WRITTEN PROBLEM:
Reproduce each line of the material precisely.

--- begin ---

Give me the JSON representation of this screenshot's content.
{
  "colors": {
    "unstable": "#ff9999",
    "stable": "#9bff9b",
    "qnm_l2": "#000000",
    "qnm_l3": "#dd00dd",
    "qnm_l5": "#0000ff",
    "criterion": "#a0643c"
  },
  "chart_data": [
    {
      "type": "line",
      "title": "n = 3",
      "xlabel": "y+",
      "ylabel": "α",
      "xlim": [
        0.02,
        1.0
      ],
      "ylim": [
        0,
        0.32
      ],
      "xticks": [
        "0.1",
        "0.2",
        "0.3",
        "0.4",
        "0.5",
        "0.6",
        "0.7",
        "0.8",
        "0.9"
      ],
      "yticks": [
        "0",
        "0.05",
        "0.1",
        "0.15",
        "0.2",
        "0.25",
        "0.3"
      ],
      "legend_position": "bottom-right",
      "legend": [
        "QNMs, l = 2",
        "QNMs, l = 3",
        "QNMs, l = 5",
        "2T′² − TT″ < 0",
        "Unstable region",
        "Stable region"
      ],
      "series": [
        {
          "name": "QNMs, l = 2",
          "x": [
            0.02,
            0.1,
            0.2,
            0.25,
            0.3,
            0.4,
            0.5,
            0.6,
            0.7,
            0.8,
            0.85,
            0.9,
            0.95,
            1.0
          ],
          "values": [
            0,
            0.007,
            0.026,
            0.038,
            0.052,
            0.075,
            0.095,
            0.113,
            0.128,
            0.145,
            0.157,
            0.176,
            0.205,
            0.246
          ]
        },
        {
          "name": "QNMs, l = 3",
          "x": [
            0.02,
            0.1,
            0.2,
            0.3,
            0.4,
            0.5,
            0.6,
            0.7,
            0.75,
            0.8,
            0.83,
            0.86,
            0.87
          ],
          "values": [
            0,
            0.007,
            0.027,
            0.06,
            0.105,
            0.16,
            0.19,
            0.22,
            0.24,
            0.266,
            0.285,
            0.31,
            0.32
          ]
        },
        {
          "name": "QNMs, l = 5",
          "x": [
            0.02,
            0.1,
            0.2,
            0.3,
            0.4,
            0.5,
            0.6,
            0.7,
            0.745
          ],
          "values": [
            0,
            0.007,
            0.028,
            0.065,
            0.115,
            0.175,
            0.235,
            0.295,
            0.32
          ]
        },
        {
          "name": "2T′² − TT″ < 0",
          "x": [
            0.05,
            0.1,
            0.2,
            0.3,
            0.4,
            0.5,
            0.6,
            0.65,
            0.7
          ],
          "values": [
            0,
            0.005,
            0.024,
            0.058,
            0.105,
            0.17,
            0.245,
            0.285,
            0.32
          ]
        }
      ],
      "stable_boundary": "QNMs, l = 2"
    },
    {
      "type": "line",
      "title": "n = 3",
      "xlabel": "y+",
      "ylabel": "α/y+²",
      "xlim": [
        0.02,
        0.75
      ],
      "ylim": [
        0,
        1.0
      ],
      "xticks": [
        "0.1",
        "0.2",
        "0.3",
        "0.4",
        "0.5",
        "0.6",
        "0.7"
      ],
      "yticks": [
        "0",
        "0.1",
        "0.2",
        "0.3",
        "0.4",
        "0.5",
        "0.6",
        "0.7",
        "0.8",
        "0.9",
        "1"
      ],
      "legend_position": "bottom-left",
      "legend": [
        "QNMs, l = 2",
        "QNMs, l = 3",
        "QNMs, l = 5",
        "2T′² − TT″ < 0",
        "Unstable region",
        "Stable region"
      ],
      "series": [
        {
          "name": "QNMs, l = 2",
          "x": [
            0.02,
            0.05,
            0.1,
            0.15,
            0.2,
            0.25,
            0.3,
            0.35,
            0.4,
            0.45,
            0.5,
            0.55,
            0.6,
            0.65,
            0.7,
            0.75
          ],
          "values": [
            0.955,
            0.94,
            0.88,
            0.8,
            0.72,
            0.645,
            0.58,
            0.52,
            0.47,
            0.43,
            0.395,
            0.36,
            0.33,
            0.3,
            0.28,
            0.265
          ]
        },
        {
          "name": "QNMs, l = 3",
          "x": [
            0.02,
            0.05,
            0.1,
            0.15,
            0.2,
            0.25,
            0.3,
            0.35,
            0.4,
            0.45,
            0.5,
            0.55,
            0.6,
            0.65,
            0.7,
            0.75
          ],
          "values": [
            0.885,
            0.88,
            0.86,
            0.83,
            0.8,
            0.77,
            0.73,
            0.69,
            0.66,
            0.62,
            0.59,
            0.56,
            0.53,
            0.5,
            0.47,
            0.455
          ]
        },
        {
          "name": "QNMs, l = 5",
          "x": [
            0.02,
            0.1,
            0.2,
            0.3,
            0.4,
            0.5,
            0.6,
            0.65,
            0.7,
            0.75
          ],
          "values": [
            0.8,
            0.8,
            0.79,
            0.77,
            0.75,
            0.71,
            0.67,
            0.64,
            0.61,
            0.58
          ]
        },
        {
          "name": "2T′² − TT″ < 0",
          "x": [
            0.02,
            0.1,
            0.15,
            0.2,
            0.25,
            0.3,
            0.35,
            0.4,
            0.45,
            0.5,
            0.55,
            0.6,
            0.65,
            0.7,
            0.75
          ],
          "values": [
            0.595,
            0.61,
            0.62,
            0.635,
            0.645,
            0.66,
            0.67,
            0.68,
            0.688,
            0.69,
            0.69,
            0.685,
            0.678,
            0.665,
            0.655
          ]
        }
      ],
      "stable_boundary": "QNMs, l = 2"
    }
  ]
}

--- end ---

OUTPUT OF THE TASK:
Give me the JSON representation of this screenshot's content.
{
  "colors": {
    "unstable": "#ff9999",
    "stable": "#9bff9b",
    "qnm_l2": "#000000",
    "qnm_l3": "#dd00dd",
    "qnm_l5": "#0000ff",
    "criterion": "#a0643c"
  },
  "chart_data": [
    {
      "type": "line",
      "title": "n = 3",
      "xlabel": "y+",
      "ylabel": "α",
      "xlim": [
        0.02,
        1.0
      ],
      "ylim": [
        0,
        0.32
      ],
      "xticks": [
        "0.1",
        "0.2",
        "0.3",
        "0.4",
        "0.5",
        "0.6",
        "0.7",
        "0.8",
        "0.9"
      ],
      "yticks": [
        "0",
        "0.05",
        "0.1",
        "0.15",
        "0.2",
        "0.25",
        "0.3"
      ],
      "legend_position": "bottom-right",
      "legend": [
        "QNMs, l = 2",
        "QNMs, l = 3",
        "QNMs, l = 5",
        "2T′² − TT″ < 0",
        "Unstable region",
        "Stable region"
      ],
      "series": [
        {
          "name": "QNMs, l = 2",
          "x": [
            0.02,
            0.1,
            0.2,
            0.25,
            0.3,
            0.4,
            0.5,
            0.6,
            0.7,
            0.8,
            0.85,
            0.9,
            0.95,
            1.0
          ],
          "values": [
            0,
            0.007,
            0.026,
            0.038,
            0.052,
            0.075,
            0.095,
            0.113,
            0.128,
            0.145,
            0.157,
            0.176,
            0.205,
            0.246
          ]
        },
        {
          "name": "QNMs, l = 3",
          "x": [
            0.02,
            0.1,
            0.2,
            0.3,
            0.4,
            0.5,
            0.6,
            0.7,
            0.75,
            0.8,
            0.83,
            0.86,
            0.87
          ],
          "values": [
            0,
            0.007,
            0.027,
            0.06,
            0.105,
            0.16,
            0.19,
            0.22,
            0.24,
            0.266,
            0.285,
            0.31,
            0.32
          ]
        },
        {
          "name": "QNMs, l = 5",
          "x": [
            0.02,
            0.1,
            0.2,
            0.3,
            0.4,
            0.5,
            0.6,
            0.7,
            0.745
          ],
          "values": [
            0,
            0.007,
            0.028,
            0.065,
            0.115,
            0.175,
            0.235,
            0.295,
            0.32
          ]
        },
        {
          "name": "2T′² − TT″ < 0",
          "x": [
            0.05,
            0.1,
            0.2,
            0.3,
            0.4,
            0.5,
            0.6,
            0.65,
            0.7
          ],
          "values": [
            0,
            0.005,
            0.024,
            0.058,
            0.105,
            0.17,
            0.245,
            0.285,
            0.32
          ]
        }
      ],
      "stable_boundary": "QNMs, l = 2"
    },
    {
      "type": "line",
      "title": "n = 3",
      "xlabel": "y+",
      "ylabel": "α/y+²",
      "xlim": [
        0.02,
        0.75
      ],
      "ylim": [
        0,
        1.0
      ],
      "xticks": [
        "0.1",
        "0.2",
        "0.3",
        "0.4",
        "0.5",
        "0.6",
        "0.7"
      ],
      "yticks": [
        "0",
        "0.1",
        "0.2",
        "0.3",
        "0.4",
        "0.5",
        "0.6",
        "0.7",
        "0.8",
        "0.9",
        "1"
      ],
      "legend_position": "bottom-left",
      "legend": [
        "QNMs, l = 2",
        "QNMs, l = 3",
        "QNMs, l = 5",
        "2T′² − TT″ < 0",
        "Unstable region",
        "Stable region"
      ],
      "series": [
        {
          "name": "QNMs, l = 2",
          "x": [
            0.02,
            0.05,
            0.1,
            0.15,
            0.2,
            0.25,
            0.3,
            0.35,
            0.4,
            0.45,
            0.5,
            0.55,
            0.6,
            0.65,
            0.7,
            0.75
          ],
          "values": [
            0.955,
            0.94,
            0.88,
            0.8,
            0.72,
            0.645,
            0.58,
            0.52,
            0.47,
            0.43,
            0.395,
            0.36,
            0.33,
            0.3,
            0.28,
            0.265
          ]
        },
        {
          "name": "QNMs, l = 3",
          "x": [
            0.02,
            0.05,
            0.1,
            0.15,
            0.2,
            0.25,
            0.3,
            0.35,
            0.4,
            0.45,
            0.5,
            0.55,
            0.6,
            0.65,
            0.7,
            0.75
          ],
          "values": [
            0.885,
            0.88,
            0.86,
            0.83,
            0.8,
            0.77,
            0.73,
            0.69,
            0.66,
            0.62,
            0.59,
            0.56,
            0.53,
            0.5,
            0.47,
            0.455
          ]
        },
        {
          "name": "QNMs, l = 5",
          "x": [
            0.02,
            0.1,
            0.2,
            0.3,
            0.4,
            0.5,
            0.6,
            0.65,
            0.7,
            0.75
          ],
          "values": [
            0.8,
            0.8,
            0.79,
            0.77,
            0.75,
            0.71,
            0.67,
            0.64,
            0.61,
            0.58
          ]
        },
        {
          "name": "2T′² − TT″ < 0",
          "x": [
            0.02,
            0.1,
            0.15,
            0.2,
            0.25,
            0.3,
            0.35,
            0.4,
            0.45,
            0.5,
            0.55,
            0.6,
            0.65,
            0.7,
            0.75
          ],
          "values": [
            0.595,
            0.61,
            0.62,
            0.635,
            0.645,
            0.66,
            0.67,
            0.68,
            0.688,
            0.69,
            0.69,
            0.685,
            0.678,
            0.665,
            0.655
          ]
        }
      ],
      "stable_boundary": "QNMs, l = 2"
    }
  ]
}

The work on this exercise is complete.